* **Requirement**:
From the listing below, pull out every line where the string "height" appears.

* **Material for this task**:
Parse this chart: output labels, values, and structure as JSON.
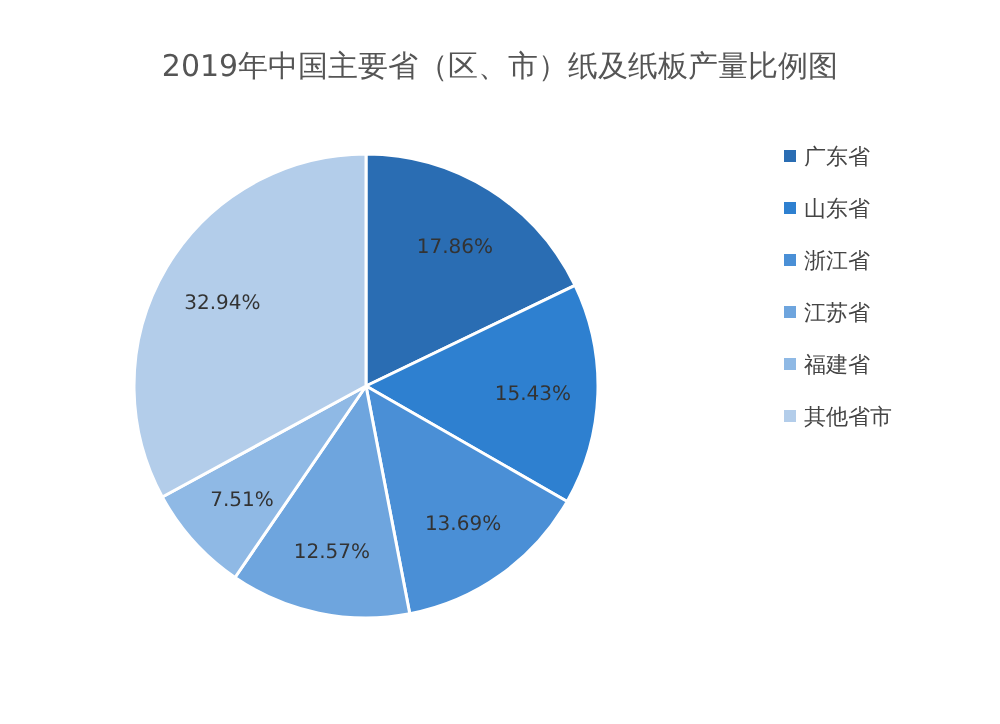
{
  "chart_data": {
    "type": "pie",
    "title": "2019年中国主要省（区、市）纸及纸板产量比例图",
    "categories": [
      "广东省",
      "山东省",
      "浙江省",
      "江苏省",
      "福建省",
      "其他省市"
    ],
    "values": [
      17.86,
      15.43,
      13.69,
      12.57,
      7.51,
      32.94
    ],
    "value_labels": [
      "17.86%",
      "15.43%",
      "13.69%",
      "12.57%",
      "7.51%",
      "32.94%"
    ],
    "colors": [
      "#2a6db3",
      "#2e80d0",
      "#4a8fd6",
      "#6ea5de",
      "#8fb9e5",
      "#b3cdea"
    ],
    "legend": "right"
  }
}
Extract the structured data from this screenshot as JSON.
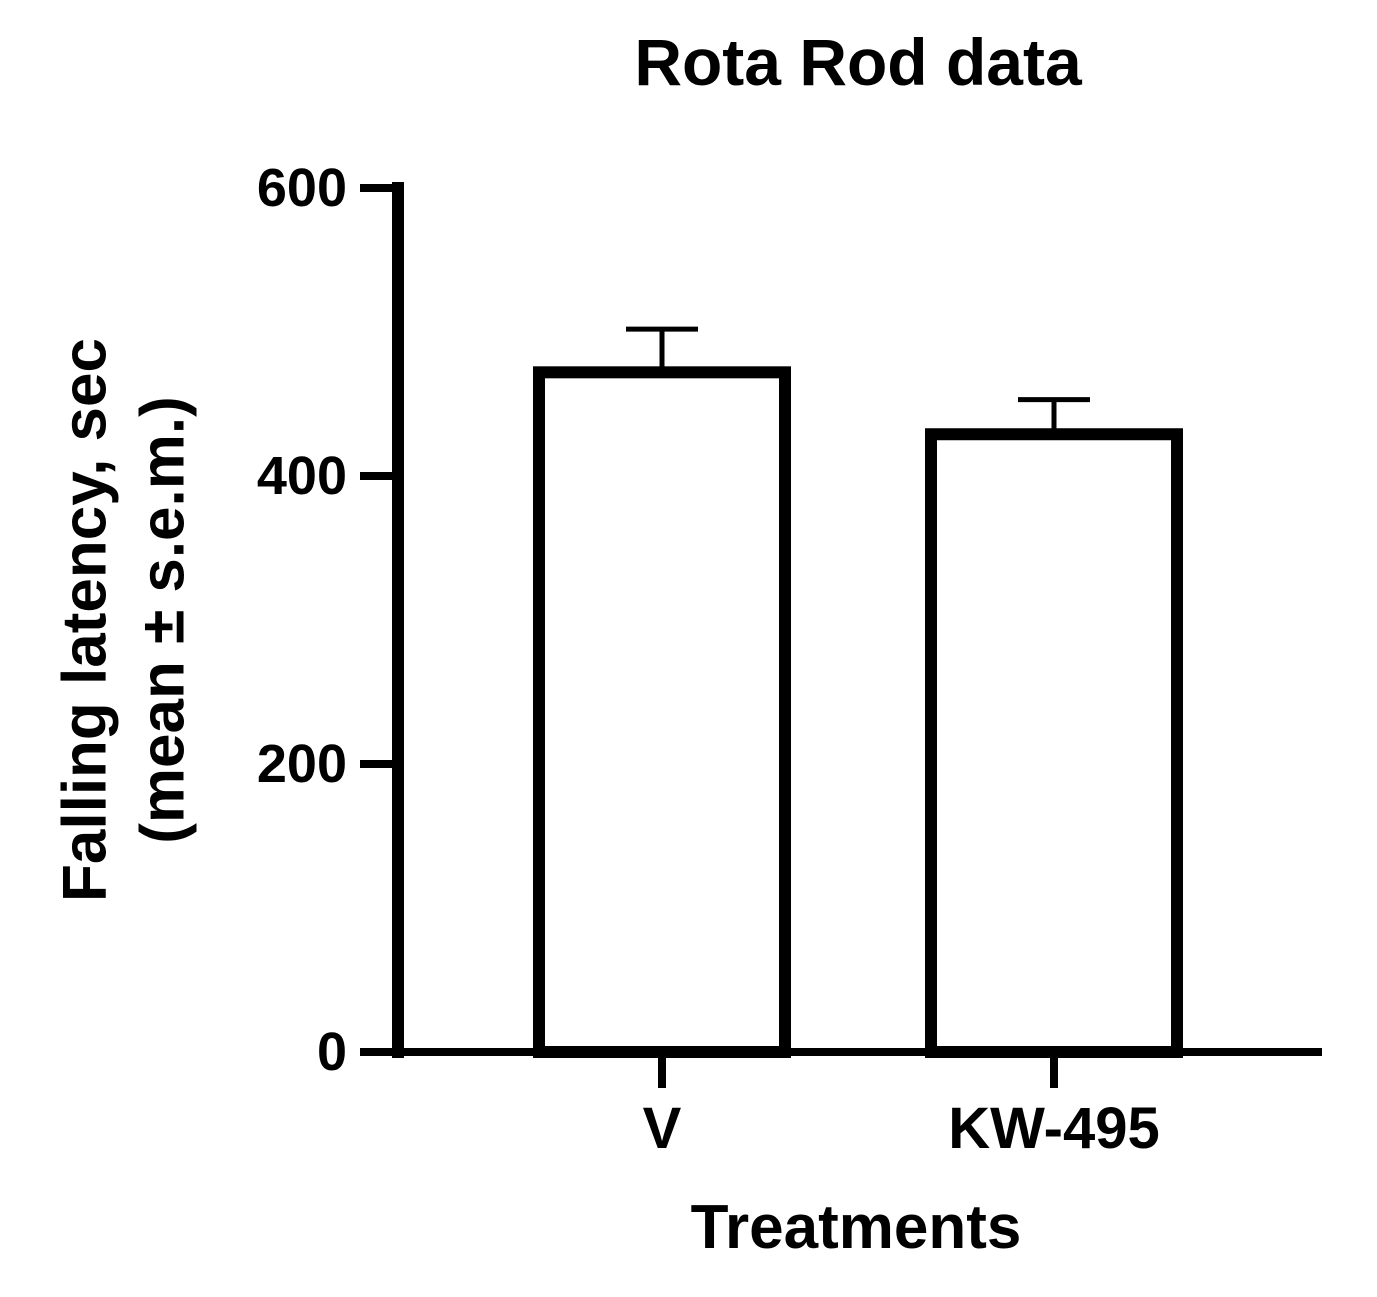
{
  "chart_data": {
    "type": "bar",
    "title": "Rota Rod data",
    "xlabel": "Treatments",
    "ylabel_lines": [
      "Falling latency, sec",
      "(mean ± s.e.m.)"
    ],
    "categories": [
      "V",
      "KW-495"
    ],
    "values": [
      472,
      429
    ],
    "errors": [
      30,
      24
    ],
    "error_bars": "upper",
    "ylim": [
      0,
      600
    ],
    "yticks": [
      0,
      200,
      400,
      600
    ],
    "ytick_labels": [
      "0",
      "200",
      "400",
      "600"
    ],
    "grid": false,
    "legend": "none",
    "bar_fill": "#ffffff",
    "bar_stroke": "#000000"
  }
}
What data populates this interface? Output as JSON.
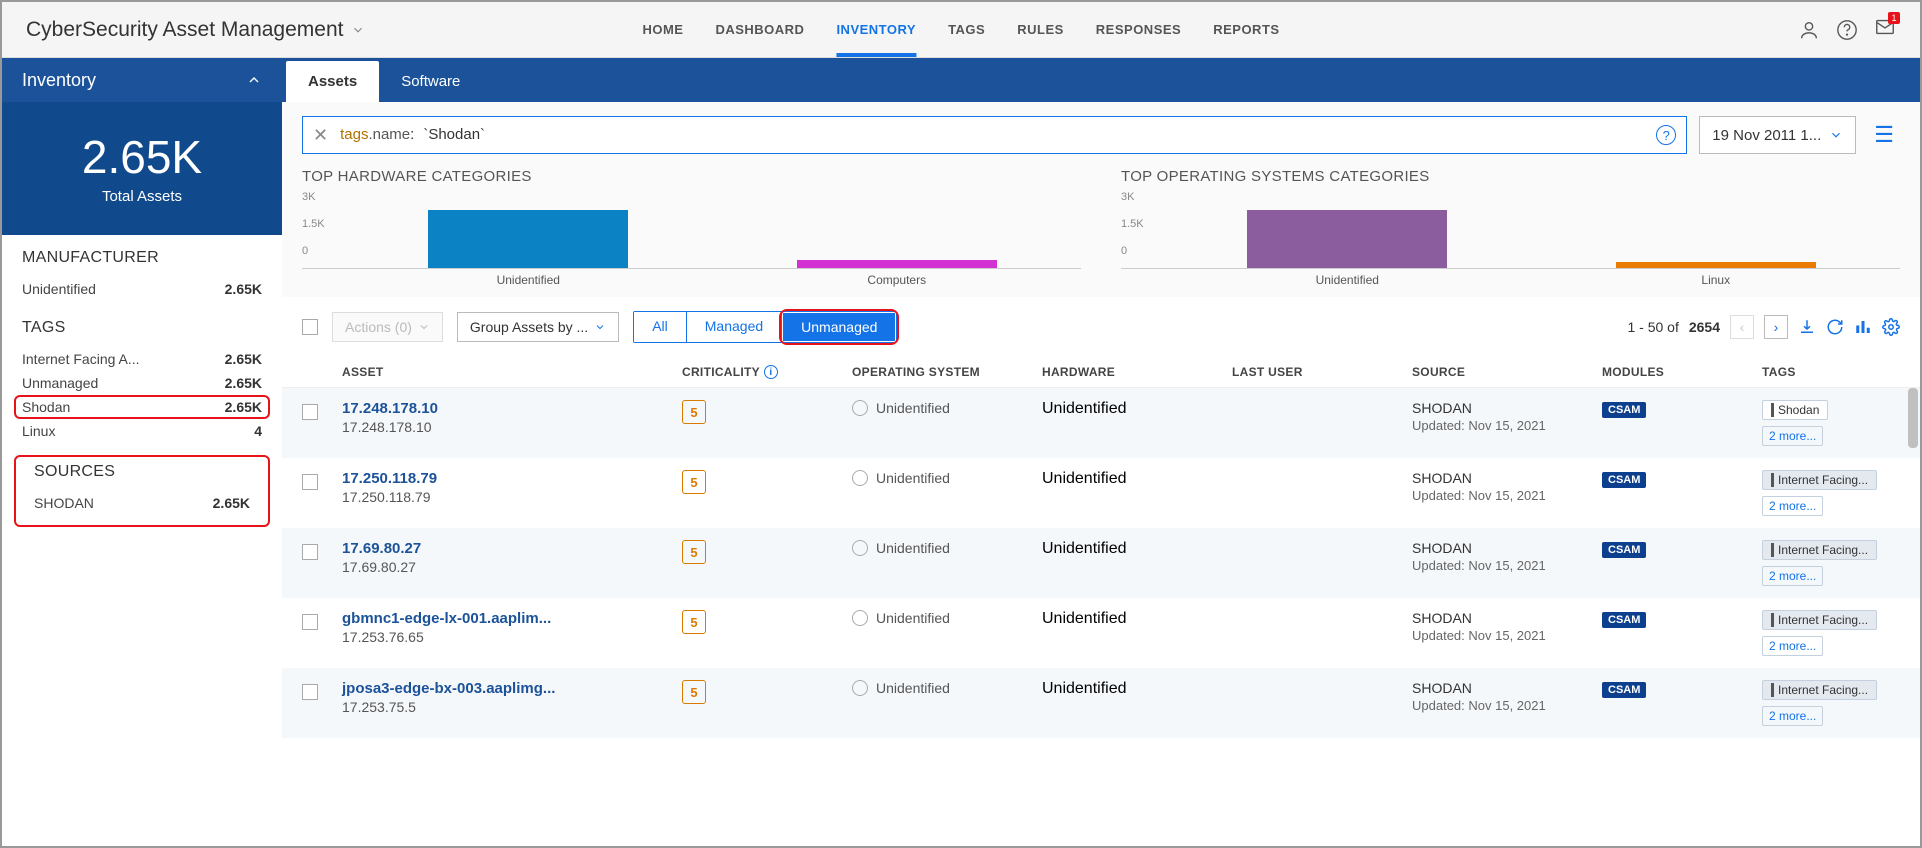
{
  "app_title": "CyberSecurity Asset Management",
  "topnav": [
    "HOME",
    "DASHBOARD",
    "INVENTORY",
    "TAGS",
    "RULES",
    "RESPONSES",
    "REPORTS"
  ],
  "topnav_active": 2,
  "mail_badge": "1",
  "sidebar": {
    "title": "Inventory",
    "hero_value": "2.65K",
    "hero_label": "Total Assets",
    "manufacturer": {
      "title": "MANUFACTURER",
      "rows": [
        {
          "label": "Unidentified",
          "value": "2.65K"
        }
      ]
    },
    "tags": {
      "title": "TAGS",
      "rows": [
        {
          "label": "Internet Facing A...",
          "value": "2.65K"
        },
        {
          "label": "Unmanaged",
          "value": "2.65K"
        },
        {
          "label": "Shodan",
          "value": "2.65K",
          "highlight": true
        },
        {
          "label": "Linux",
          "value": "4"
        }
      ]
    },
    "sources": {
      "title": "SOURCES",
      "rows": [
        {
          "label": "SHODAN",
          "value": "2.65K"
        }
      ],
      "highlight": true
    }
  },
  "tabs": [
    "Assets",
    "Software"
  ],
  "tabs_active": 0,
  "search": {
    "field": "tags",
    "prop": ".name",
    "op": ":",
    "value": "`Shodan`"
  },
  "date_filter": "19 Nov 2011 1...",
  "chart1": {
    "title": "TOP HARDWARE CATEGORIES",
    "ylabels": [
      "3K",
      "1.5K",
      "0"
    ],
    "bars": [
      {
        "label": "Unidentified",
        "height": 58,
        "color": "#0b82c4"
      },
      {
        "label": "Computers",
        "height": 8,
        "color": "#d431d4"
      }
    ]
  },
  "chart2": {
    "title": "TOP OPERATING SYSTEMS CATEGORIES",
    "ylabels": [
      "3K",
      "1.5K",
      "0"
    ],
    "bars": [
      {
        "label": "Unidentified",
        "height": 58,
        "color": "#8b5c9e"
      },
      {
        "label": "Linux",
        "height": 6,
        "color": "#e87b00"
      }
    ]
  },
  "toolbar": {
    "actions": "Actions (0)",
    "group": "Group Assets by ...",
    "seg": [
      "All",
      "Managed",
      "Unmanaged"
    ],
    "seg_active": 2,
    "range": "1 - 50 of",
    "total": "2654"
  },
  "columns": [
    "ASSET",
    "CRITICALITY",
    "OPERATING SYSTEM",
    "HARDWARE",
    "LAST USER",
    "SOURCE",
    "MODULES",
    "TAGS"
  ],
  "rows": [
    {
      "name": "17.248.178.10",
      "sub": "17.248.178.10",
      "crit": "5",
      "os": "Unidentified",
      "hw": "Unidentified",
      "user": "",
      "src": "SHODAN",
      "src_sub": "Updated: Nov 15, 2021",
      "mod": "CSAM",
      "tag": "Shodan",
      "tag_simple": true,
      "more": "2 more..."
    },
    {
      "name": "17.250.118.79",
      "sub": "17.250.118.79",
      "crit": "5",
      "os": "Unidentified",
      "hw": "Unidentified",
      "user": "",
      "src": "SHODAN",
      "src_sub": "Updated: Nov 15, 2021",
      "mod": "CSAM",
      "tag": "Internet Facing...",
      "more": "2 more..."
    },
    {
      "name": "17.69.80.27",
      "sub": "17.69.80.27",
      "crit": "5",
      "os": "Unidentified",
      "hw": "Unidentified",
      "user": "",
      "src": "SHODAN",
      "src_sub": "Updated: Nov 15, 2021",
      "mod": "CSAM",
      "tag": "Internet Facing...",
      "more": "2 more..."
    },
    {
      "name": "gbmnc1-edge-lx-001.aaplim...",
      "sub": "17.253.76.65",
      "crit": "5",
      "os": "Unidentified",
      "hw": "Unidentified",
      "user": "",
      "src": "SHODAN",
      "src_sub": "Updated: Nov 15, 2021",
      "mod": "CSAM",
      "tag": "Internet Facing...",
      "more": "2 more..."
    },
    {
      "name": "jposa3-edge-bx-003.aaplimg...",
      "sub": "17.253.75.5",
      "crit": "5",
      "os": "Unidentified",
      "hw": "Unidentified",
      "user": "",
      "src": "SHODAN",
      "src_sub": "Updated: Nov 15, 2021",
      "mod": "CSAM",
      "tag": "Internet Facing...",
      "more": "2 more..."
    }
  ]
}
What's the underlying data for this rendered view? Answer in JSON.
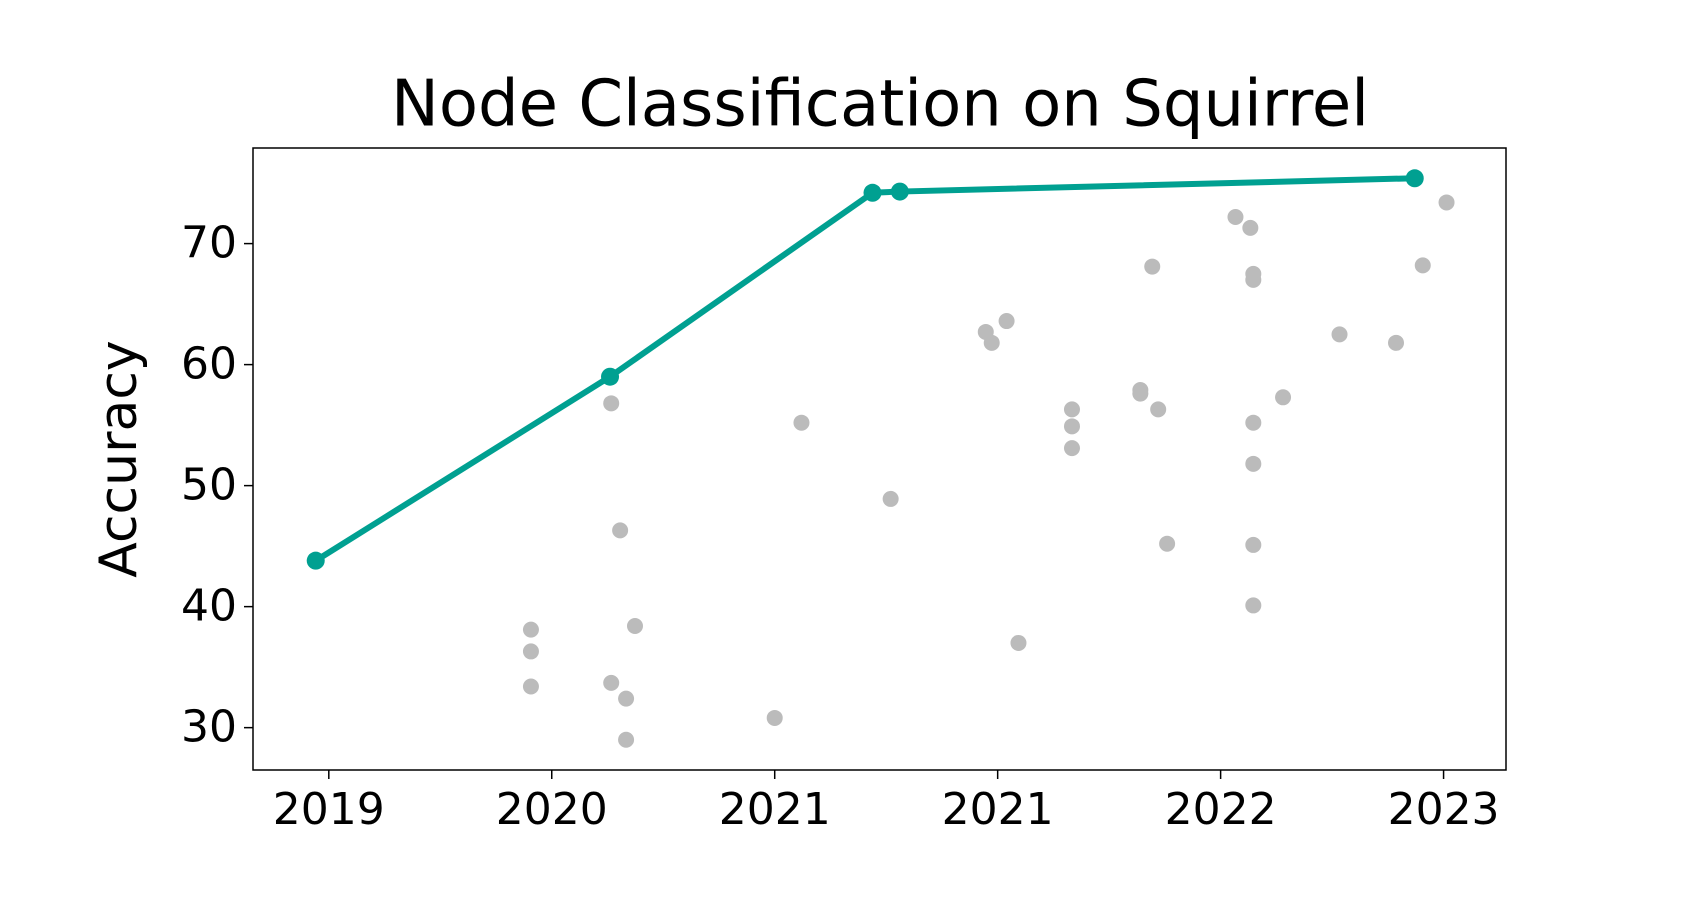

* **Solution for this problem**:
        "height": 58,
        "height": 8,
        "height": 58,
        "height": 6,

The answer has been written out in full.